##### MATERIALS PROVIDED
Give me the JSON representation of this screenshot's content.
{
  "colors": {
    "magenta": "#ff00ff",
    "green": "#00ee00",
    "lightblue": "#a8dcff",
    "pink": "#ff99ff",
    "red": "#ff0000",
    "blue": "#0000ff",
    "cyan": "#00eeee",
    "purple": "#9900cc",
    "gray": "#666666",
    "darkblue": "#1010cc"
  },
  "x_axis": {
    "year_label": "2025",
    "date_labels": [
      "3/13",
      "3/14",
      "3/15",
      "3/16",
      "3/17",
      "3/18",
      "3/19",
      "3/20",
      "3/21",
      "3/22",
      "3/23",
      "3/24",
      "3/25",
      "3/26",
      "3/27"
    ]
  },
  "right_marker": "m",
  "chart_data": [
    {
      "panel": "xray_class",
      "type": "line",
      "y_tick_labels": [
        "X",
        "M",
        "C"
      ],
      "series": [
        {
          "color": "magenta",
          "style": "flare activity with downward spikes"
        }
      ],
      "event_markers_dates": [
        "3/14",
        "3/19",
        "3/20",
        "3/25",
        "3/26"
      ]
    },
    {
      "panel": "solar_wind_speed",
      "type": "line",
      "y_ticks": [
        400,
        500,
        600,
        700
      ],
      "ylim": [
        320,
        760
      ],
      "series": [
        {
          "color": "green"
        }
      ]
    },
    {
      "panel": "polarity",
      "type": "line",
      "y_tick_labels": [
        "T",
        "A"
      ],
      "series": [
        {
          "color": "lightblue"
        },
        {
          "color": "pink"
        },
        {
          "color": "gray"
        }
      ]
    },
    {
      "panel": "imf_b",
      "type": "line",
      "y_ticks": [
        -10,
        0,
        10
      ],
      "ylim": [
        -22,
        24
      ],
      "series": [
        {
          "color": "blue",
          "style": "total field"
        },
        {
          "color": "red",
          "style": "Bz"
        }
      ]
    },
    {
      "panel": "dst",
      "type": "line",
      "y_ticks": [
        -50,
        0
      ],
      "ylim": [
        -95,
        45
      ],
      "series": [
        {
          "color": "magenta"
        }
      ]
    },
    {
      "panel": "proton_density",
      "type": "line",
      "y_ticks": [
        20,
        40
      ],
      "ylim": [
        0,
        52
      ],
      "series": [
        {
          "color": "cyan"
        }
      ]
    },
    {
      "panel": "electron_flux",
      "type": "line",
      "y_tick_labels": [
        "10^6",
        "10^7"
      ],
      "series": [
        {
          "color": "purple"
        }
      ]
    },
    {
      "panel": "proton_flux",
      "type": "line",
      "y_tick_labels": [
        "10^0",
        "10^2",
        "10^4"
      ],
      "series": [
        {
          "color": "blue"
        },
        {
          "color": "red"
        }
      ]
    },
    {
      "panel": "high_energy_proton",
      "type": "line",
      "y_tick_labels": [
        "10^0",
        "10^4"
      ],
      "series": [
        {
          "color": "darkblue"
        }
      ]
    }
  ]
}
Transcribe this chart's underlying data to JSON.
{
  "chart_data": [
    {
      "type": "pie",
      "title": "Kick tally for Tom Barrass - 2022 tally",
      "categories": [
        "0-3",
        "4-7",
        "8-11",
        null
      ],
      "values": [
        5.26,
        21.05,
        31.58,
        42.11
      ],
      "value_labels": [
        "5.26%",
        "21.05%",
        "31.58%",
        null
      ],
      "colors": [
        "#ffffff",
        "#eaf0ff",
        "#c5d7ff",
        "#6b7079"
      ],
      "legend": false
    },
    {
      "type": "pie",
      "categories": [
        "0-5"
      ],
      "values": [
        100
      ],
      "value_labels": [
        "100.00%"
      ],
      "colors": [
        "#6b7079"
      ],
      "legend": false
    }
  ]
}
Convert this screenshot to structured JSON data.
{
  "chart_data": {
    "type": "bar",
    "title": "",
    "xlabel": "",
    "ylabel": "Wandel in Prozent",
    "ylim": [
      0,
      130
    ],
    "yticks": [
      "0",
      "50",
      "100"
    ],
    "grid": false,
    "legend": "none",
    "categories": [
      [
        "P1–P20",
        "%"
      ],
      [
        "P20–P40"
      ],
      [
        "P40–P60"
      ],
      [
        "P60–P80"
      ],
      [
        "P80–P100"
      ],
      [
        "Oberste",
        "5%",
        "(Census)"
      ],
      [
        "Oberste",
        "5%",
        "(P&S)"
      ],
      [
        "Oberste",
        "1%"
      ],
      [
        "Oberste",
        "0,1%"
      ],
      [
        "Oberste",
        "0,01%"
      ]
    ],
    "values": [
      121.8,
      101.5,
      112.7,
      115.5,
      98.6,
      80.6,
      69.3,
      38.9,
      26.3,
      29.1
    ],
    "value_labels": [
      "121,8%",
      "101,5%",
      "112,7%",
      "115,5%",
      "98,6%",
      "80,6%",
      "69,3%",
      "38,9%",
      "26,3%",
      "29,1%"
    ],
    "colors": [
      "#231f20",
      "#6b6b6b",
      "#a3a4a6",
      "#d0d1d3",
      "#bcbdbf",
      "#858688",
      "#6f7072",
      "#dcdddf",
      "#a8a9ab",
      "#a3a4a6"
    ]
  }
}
##########
WRITTEN REQUEST
Check each line of the entries above for the word "screenshot". List the ones that have it.

THE SOLUTION
Give me the JSON representation of this screenshot's content.
Convert this screenshot to structured JSON data.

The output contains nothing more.